Extracts from a graphics dataset:
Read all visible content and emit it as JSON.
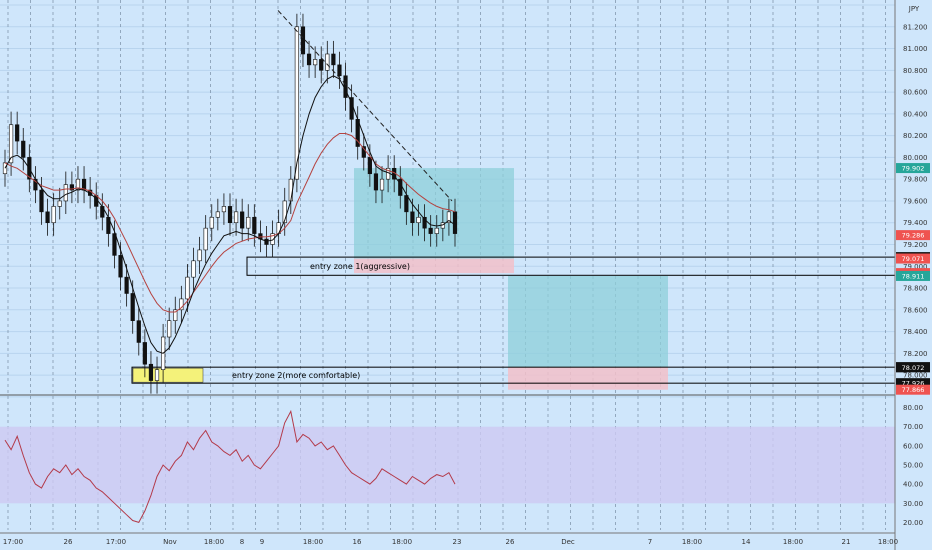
{
  "chart_data": {
    "type": "candlestick",
    "symbol_unit": "JPY",
    "price_axis": {
      "range": [
        77.9,
        81.4
      ],
      "ticks": [
        "81.400",
        "81.200",
        "81.000",
        "80.800",
        "80.600",
        "80.400",
        "80.200",
        "80.000",
        "79.800",
        "79.600",
        "79.400",
        "79.200",
        "79.000",
        "78.800",
        "78.600",
        "78.400",
        "78.200",
        "78.000",
        "77.800"
      ]
    },
    "price_tags": [
      {
        "label": "79.902",
        "value": 79.902,
        "color": "#26a69a"
      },
      {
        "label": "79.286",
        "value": 79.286,
        "color": "#ef5350"
      },
      {
        "label": "79.084",
        "value": 79.084,
        "color": "#111111"
      },
      {
        "label": "79.071",
        "value": 79.071,
        "color": "#ef5350"
      },
      {
        "label": "78.917",
        "value": 78.917,
        "color": "#111111"
      },
      {
        "label": "78.937",
        "value": 78.937,
        "color": "#ef5350"
      },
      {
        "label": "78.911",
        "value": 78.911,
        "color": "#26a69a"
      },
      {
        "label": "78.073",
        "value": 78.073,
        "color": "#111111"
      },
      {
        "label": "78.072",
        "value": 78.072,
        "color": "#111111"
      },
      {
        "label": "77.926",
        "value": 77.926,
        "color": "#111111"
      },
      {
        "label": "77.866",
        "value": 77.866,
        "color": "#ef5350"
      }
    ],
    "time_axis": [
      "17:00",
      "26",
      "17:00",
      "Nov",
      "18:00",
      "8",
      "9",
      "18:00",
      "16",
      "18:00",
      "23",
      "26",
      "Dec",
      "7",
      "18:00",
      "14",
      "18:00",
      "21",
      "18:00"
    ],
    "annotations": [
      {
        "text": "entry zone 1(aggressive)",
        "price_top": 79.084,
        "price_bottom": 78.917
      },
      {
        "text": "entry zone 2(more comfortable)",
        "price_top": 78.073,
        "price_bottom": 77.926
      }
    ],
    "position_boxes": [
      {
        "type": "long",
        "entry": 79.071,
        "target": 79.902,
        "stop": 78.937
      },
      {
        "type": "long",
        "entry": 78.072,
        "target": 78.911,
        "stop": 77.866
      }
    ],
    "close_series": [
      79.95,
      80.3,
      80.15,
      80.0,
      79.8,
      79.7,
      79.5,
      79.4,
      79.55,
      79.6,
      79.75,
      79.7,
      79.8,
      79.7,
      79.65,
      79.55,
      79.45,
      79.3,
      79.1,
      78.9,
      78.75,
      78.5,
      78.3,
      78.1,
      77.95,
      78.05,
      78.35,
      78.5,
      78.6,
      78.7,
      78.9,
      79.05,
      79.15,
      79.35,
      79.45,
      79.5,
      79.55,
      79.4,
      79.5,
      79.35,
      79.45,
      79.3,
      79.25,
      79.2,
      79.3,
      79.4,
      79.6,
      79.8,
      81.2,
      80.95,
      80.85,
      80.9,
      80.8,
      80.95,
      80.85,
      80.75,
      80.55,
      80.35,
      80.1,
      80.0,
      79.85,
      79.7,
      79.8,
      79.9,
      79.8,
      79.65,
      79.5,
      79.4,
      79.45,
      79.35,
      79.3,
      79.35,
      79.4,
      79.5,
      79.3
    ],
    "ma_fast": [
      79.9,
      80.0,
      80.02,
      79.98,
      79.9,
      79.8,
      79.72,
      79.65,
      79.62,
      79.62,
      79.66,
      79.68,
      79.71,
      79.7,
      79.67,
      79.62,
      79.55,
      79.45,
      79.32,
      79.15,
      78.98,
      78.8,
      78.62,
      78.45,
      78.3,
      78.22,
      78.2,
      78.25,
      78.35,
      78.48,
      78.62,
      78.77,
      78.9,
      79.02,
      79.12,
      79.2,
      79.28,
      79.3,
      79.32,
      79.3,
      79.3,
      79.28,
      79.25,
      79.23,
      79.24,
      79.3,
      79.42,
      79.6,
      79.95,
      80.2,
      80.4,
      80.55,
      80.65,
      80.72,
      80.75,
      80.72,
      80.62,
      80.5,
      80.35,
      80.2,
      80.05,
      79.92,
      79.88,
      79.86,
      79.83,
      79.76,
      79.66,
      79.57,
      79.5,
      79.43,
      79.38,
      79.37,
      79.38,
      79.42,
      79.38
    ],
    "ma_slow": [
      79.95,
      79.92,
      79.9,
      79.86,
      79.82,
      79.78,
      79.74,
      79.72,
      79.7,
      79.7,
      79.71,
      79.71,
      79.72,
      79.71,
      79.69,
      79.65,
      79.6,
      79.53,
      79.44,
      79.33,
      79.22,
      79.1,
      78.98,
      78.86,
      78.75,
      78.66,
      78.6,
      78.58,
      78.58,
      78.62,
      78.68,
      78.76,
      78.84,
      78.92,
      79.0,
      79.07,
      79.13,
      79.17,
      79.21,
      79.23,
      79.25,
      79.26,
      79.27,
      79.27,
      79.28,
      79.3,
      79.35,
      79.42,
      79.58,
      79.7,
      79.82,
      79.94,
      80.04,
      80.12,
      80.18,
      80.22,
      80.22,
      80.2,
      80.15,
      80.08,
      80.01,
      79.94,
      79.9,
      79.88,
      79.86,
      79.82,
      79.76,
      79.71,
      79.66,
      79.62,
      79.58,
      79.55,
      79.53,
      79.52,
      79.5
    ],
    "oscillator": {
      "range": [
        15,
        85
      ],
      "ticks": [
        "80.00",
        "70.00",
        "60.00",
        "50.00",
        "40.00",
        "30.00",
        "20.00"
      ],
      "band": [
        30,
        70
      ],
      "values": [
        63,
        58,
        65,
        55,
        46,
        40,
        38,
        44,
        48,
        46,
        50,
        45,
        48,
        44,
        42,
        38,
        36,
        33,
        30,
        27,
        24,
        21,
        20,
        26,
        34,
        44,
        50,
        47,
        52,
        55,
        62,
        58,
        64,
        68,
        62,
        60,
        57,
        55,
        58,
        52,
        55,
        50,
        48,
        52,
        56,
        60,
        72,
        78,
        62,
        66,
        64,
        60,
        62,
        58,
        60,
        55,
        50,
        46,
        44,
        42,
        40,
        43,
        48,
        46,
        44,
        42,
        40,
        44,
        42,
        40,
        43,
        45,
        44,
        46,
        40
      ]
    }
  }
}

EXERCISE BRIEF
Copy out the records above in full, exactly as written, but not the pictures.

SOLUTION BELOW
Read all visible content and emit it as JSON.
{
  "chart_data": {
    "type": "candlestick",
    "symbol_unit": "JPY",
    "price_axis": {
      "range": [
        77.9,
        81.4
      ],
      "ticks": [
        "81.400",
        "81.200",
        "81.000",
        "80.800",
        "80.600",
        "80.400",
        "80.200",
        "80.000",
        "79.800",
        "79.600",
        "79.400",
        "79.200",
        "79.000",
        "78.800",
        "78.600",
        "78.400",
        "78.200",
        "78.000",
        "77.800"
      ]
    },
    "price_tags": [
      {
        "label": "79.902",
        "value": 79.902,
        "color": "#26a69a"
      },
      {
        "label": "79.286",
        "value": 79.286,
        "color": "#ef5350"
      },
      {
        "label": "79.084",
        "value": 79.084,
        "color": "#111111"
      },
      {
        "label": "79.071",
        "value": 79.071,
        "color": "#ef5350"
      },
      {
        "label": "78.917",
        "value": 78.917,
        "color": "#111111"
      },
      {
        "label": "78.937",
        "value": 78.937,
        "color": "#ef5350"
      },
      {
        "label": "78.911",
        "value": 78.911,
        "color": "#26a69a"
      },
      {
        "label": "78.073",
        "value": 78.073,
        "color": "#111111"
      },
      {
        "label": "78.072",
        "value": 78.072,
        "color": "#111111"
      },
      {
        "label": "77.926",
        "value": 77.926,
        "color": "#111111"
      },
      {
        "label": "77.866",
        "value": 77.866,
        "color": "#ef5350"
      }
    ],
    "time_axis": [
      "17:00",
      "26",
      "17:00",
      "Nov",
      "18:00",
      "8",
      "9",
      "18:00",
      "16",
      "18:00",
      "23",
      "26",
      "Dec",
      "7",
      "18:00",
      "14",
      "18:00",
      "21",
      "18:00"
    ],
    "annotations": [
      {
        "text": "entry zone 1(aggressive)",
        "price_top": 79.084,
        "price_bottom": 78.917
      },
      {
        "text": "entry zone 2(more comfortable)",
        "price_top": 78.073,
        "price_bottom": 77.926
      }
    ],
    "position_boxes": [
      {
        "type": "long",
        "entry": 79.071,
        "target": 79.902,
        "stop": 78.937
      },
      {
        "type": "long",
        "entry": 78.072,
        "target": 78.911,
        "stop": 77.866
      }
    ],
    "close_series": [
      79.95,
      80.3,
      80.15,
      80.0,
      79.8,
      79.7,
      79.5,
      79.4,
      79.55,
      79.6,
      79.75,
      79.7,
      79.8,
      79.7,
      79.65,
      79.55,
      79.45,
      79.3,
      79.1,
      78.9,
      78.75,
      78.5,
      78.3,
      78.1,
      77.95,
      78.05,
      78.35,
      78.5,
      78.6,
      78.7,
      78.9,
      79.05,
      79.15,
      79.35,
      79.45,
      79.5,
      79.55,
      79.4,
      79.5,
      79.35,
      79.45,
      79.3,
      79.25,
      79.2,
      79.3,
      79.4,
      79.6,
      79.8,
      81.2,
      80.95,
      80.85,
      80.9,
      80.8,
      80.95,
      80.85,
      80.75,
      80.55,
      80.35,
      80.1,
      80.0,
      79.85,
      79.7,
      79.8,
      79.9,
      79.8,
      79.65,
      79.5,
      79.4,
      79.45,
      79.35,
      79.3,
      79.35,
      79.4,
      79.5,
      79.3
    ],
    "ma_fast": [
      79.9,
      80.0,
      80.02,
      79.98,
      79.9,
      79.8,
      79.72,
      79.65,
      79.62,
      79.62,
      79.66,
      79.68,
      79.71,
      79.7,
      79.67,
      79.62,
      79.55,
      79.45,
      79.32,
      79.15,
      78.98,
      78.8,
      78.62,
      78.45,
      78.3,
      78.22,
      78.2,
      78.25,
      78.35,
      78.48,
      78.62,
      78.77,
      78.9,
      79.02,
      79.12,
      79.2,
      79.28,
      79.3,
      79.32,
      79.3,
      79.3,
      79.28,
      79.25,
      79.23,
      79.24,
      79.3,
      79.42,
      79.6,
      79.95,
      80.2,
      80.4,
      80.55,
      80.65,
      80.72,
      80.75,
      80.72,
      80.62,
      80.5,
      80.35,
      80.2,
      80.05,
      79.92,
      79.88,
      79.86,
      79.83,
      79.76,
      79.66,
      79.57,
      79.5,
      79.43,
      79.38,
      79.37,
      79.38,
      79.42,
      79.38
    ],
    "ma_slow": [
      79.95,
      79.92,
      79.9,
      79.86,
      79.82,
      79.78,
      79.74,
      79.72,
      79.7,
      79.7,
      79.71,
      79.71,
      79.72,
      79.71,
      79.69,
      79.65,
      79.6,
      79.53,
      79.44,
      79.33,
      79.22,
      79.1,
      78.98,
      78.86,
      78.75,
      78.66,
      78.6,
      78.58,
      78.58,
      78.62,
      78.68,
      78.76,
      78.84,
      78.92,
      79.0,
      79.07,
      79.13,
      79.17,
      79.21,
      79.23,
      79.25,
      79.26,
      79.27,
      79.27,
      79.28,
      79.3,
      79.35,
      79.42,
      79.58,
      79.7,
      79.82,
      79.94,
      80.04,
      80.12,
      80.18,
      80.22,
      80.22,
      80.2,
      80.15,
      80.08,
      80.01,
      79.94,
      79.9,
      79.88,
      79.86,
      79.82,
      79.76,
      79.71,
      79.66,
      79.62,
      79.58,
      79.55,
      79.53,
      79.52,
      79.5
    ],
    "oscillator": {
      "range": [
        15,
        85
      ],
      "ticks": [
        "80.00",
        "70.00",
        "60.00",
        "50.00",
        "40.00",
        "30.00",
        "20.00"
      ],
      "band": [
        30,
        70
      ],
      "values": [
        63,
        58,
        65,
        55,
        46,
        40,
        38,
        44,
        48,
        46,
        50,
        45,
        48,
        44,
        42,
        38,
        36,
        33,
        30,
        27,
        24,
        21,
        20,
        26,
        34,
        44,
        50,
        47,
        52,
        55,
        62,
        58,
        64,
        68,
        62,
        60,
        57,
        55,
        58,
        52,
        55,
        50,
        48,
        52,
        56,
        60,
        72,
        78,
        62,
        66,
        64,
        60,
        62,
        58,
        60,
        55,
        50,
        46,
        44,
        42,
        40,
        43,
        48,
        46,
        44,
        42,
        40,
        44,
        42,
        40,
        43,
        45,
        44,
        46,
        40
      ]
    }
  }
}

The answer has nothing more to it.